◆ **WHAT THIS TASK INVOLVES**:
Track down every line below that holds "JSON" and copy it.
=====
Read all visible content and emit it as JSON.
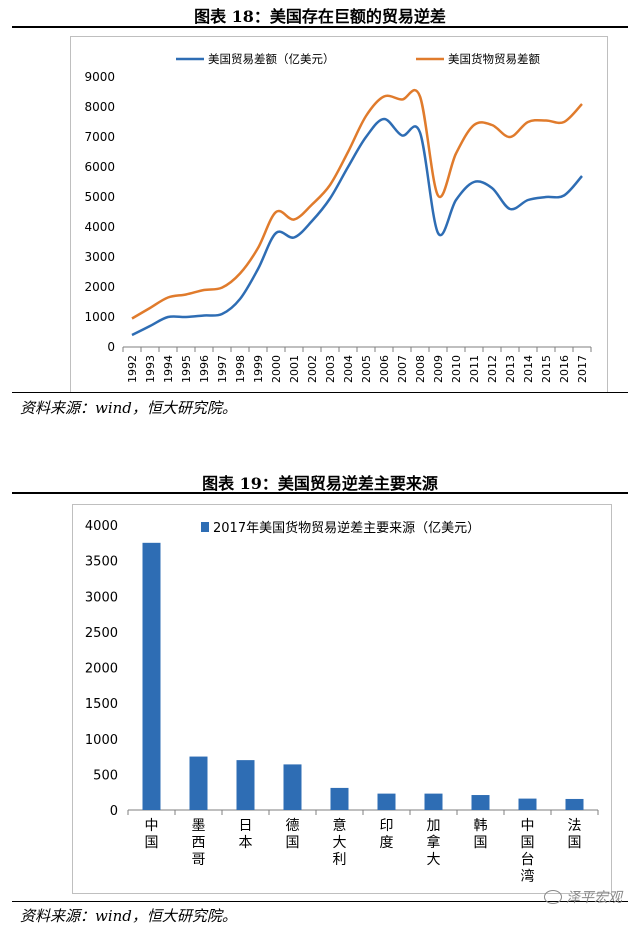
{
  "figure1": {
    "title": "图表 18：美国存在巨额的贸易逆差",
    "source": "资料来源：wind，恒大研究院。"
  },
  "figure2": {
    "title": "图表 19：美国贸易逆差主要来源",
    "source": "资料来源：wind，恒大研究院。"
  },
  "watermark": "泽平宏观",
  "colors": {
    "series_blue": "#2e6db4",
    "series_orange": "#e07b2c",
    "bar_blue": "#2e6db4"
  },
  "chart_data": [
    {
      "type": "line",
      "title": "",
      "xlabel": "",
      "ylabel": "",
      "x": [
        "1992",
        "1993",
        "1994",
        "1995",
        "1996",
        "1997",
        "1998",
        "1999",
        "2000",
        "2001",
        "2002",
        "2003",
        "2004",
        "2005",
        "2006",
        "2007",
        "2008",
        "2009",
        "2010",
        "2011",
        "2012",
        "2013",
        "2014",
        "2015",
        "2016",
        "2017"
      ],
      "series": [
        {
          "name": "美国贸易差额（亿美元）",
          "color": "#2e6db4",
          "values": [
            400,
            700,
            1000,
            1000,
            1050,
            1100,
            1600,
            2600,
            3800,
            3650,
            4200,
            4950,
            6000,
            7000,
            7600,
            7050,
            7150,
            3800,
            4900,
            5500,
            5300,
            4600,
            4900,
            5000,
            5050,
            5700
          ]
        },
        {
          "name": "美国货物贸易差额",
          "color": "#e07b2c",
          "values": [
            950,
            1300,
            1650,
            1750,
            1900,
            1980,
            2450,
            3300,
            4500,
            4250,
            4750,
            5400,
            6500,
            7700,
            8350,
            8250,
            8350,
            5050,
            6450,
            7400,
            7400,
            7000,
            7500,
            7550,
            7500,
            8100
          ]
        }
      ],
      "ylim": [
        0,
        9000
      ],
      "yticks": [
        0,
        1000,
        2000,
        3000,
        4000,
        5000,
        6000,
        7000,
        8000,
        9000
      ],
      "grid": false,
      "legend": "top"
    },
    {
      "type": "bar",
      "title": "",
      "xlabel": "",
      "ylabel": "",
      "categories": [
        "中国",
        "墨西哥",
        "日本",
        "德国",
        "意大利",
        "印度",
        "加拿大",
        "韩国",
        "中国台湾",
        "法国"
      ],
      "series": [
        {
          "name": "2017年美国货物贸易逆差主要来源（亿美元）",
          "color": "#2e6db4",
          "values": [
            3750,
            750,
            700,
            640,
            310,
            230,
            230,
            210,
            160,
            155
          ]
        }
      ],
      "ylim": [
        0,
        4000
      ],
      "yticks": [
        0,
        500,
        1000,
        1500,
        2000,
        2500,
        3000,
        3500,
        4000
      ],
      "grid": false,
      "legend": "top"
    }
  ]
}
=====
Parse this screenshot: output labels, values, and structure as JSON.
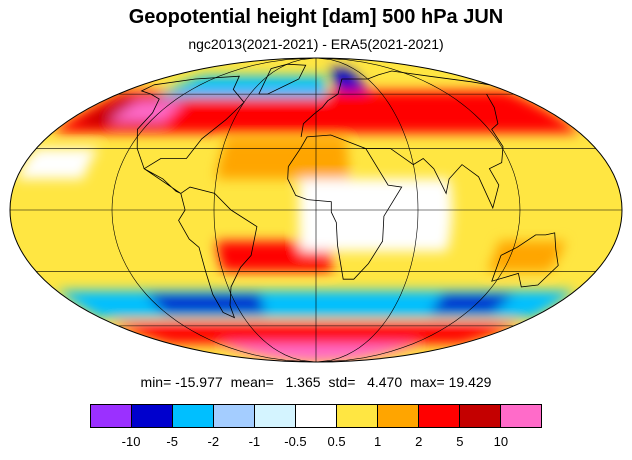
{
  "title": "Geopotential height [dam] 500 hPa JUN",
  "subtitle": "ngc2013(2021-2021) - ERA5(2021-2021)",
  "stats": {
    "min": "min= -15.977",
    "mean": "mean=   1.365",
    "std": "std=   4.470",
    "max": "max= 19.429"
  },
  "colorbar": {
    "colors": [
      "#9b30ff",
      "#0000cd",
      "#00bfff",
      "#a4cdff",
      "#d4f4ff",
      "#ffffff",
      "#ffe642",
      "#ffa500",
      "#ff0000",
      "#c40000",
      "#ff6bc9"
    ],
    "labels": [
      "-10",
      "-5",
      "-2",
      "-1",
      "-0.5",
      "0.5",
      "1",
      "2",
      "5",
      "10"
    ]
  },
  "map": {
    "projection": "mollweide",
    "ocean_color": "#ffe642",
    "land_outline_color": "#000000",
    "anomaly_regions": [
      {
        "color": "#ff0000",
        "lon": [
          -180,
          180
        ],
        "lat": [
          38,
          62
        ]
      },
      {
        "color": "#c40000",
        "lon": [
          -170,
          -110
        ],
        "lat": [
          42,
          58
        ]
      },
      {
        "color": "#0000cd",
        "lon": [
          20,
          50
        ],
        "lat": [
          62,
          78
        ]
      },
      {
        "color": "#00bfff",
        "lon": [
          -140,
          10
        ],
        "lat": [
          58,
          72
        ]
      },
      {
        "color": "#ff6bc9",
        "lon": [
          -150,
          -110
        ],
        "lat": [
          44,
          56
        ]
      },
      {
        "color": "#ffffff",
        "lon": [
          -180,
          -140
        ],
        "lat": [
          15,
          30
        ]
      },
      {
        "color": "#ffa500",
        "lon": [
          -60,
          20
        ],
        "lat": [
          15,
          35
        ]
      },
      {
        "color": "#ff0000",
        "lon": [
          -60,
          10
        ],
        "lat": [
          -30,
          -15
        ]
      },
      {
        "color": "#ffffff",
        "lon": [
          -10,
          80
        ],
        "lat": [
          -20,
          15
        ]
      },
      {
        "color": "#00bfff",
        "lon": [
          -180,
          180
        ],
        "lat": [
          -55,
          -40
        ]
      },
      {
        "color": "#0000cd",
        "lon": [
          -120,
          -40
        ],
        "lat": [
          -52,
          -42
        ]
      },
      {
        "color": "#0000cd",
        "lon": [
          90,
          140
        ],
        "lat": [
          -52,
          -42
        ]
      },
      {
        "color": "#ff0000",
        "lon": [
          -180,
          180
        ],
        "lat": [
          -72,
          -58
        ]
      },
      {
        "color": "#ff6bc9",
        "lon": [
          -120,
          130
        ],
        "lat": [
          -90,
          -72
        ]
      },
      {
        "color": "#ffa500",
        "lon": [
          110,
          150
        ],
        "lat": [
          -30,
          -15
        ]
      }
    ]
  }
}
=====
◆ **PROBLEM SOLUTION**:
Read all visible content and emit it as JSON.
Parse this screenshot: output labels, values, and structure as JSON.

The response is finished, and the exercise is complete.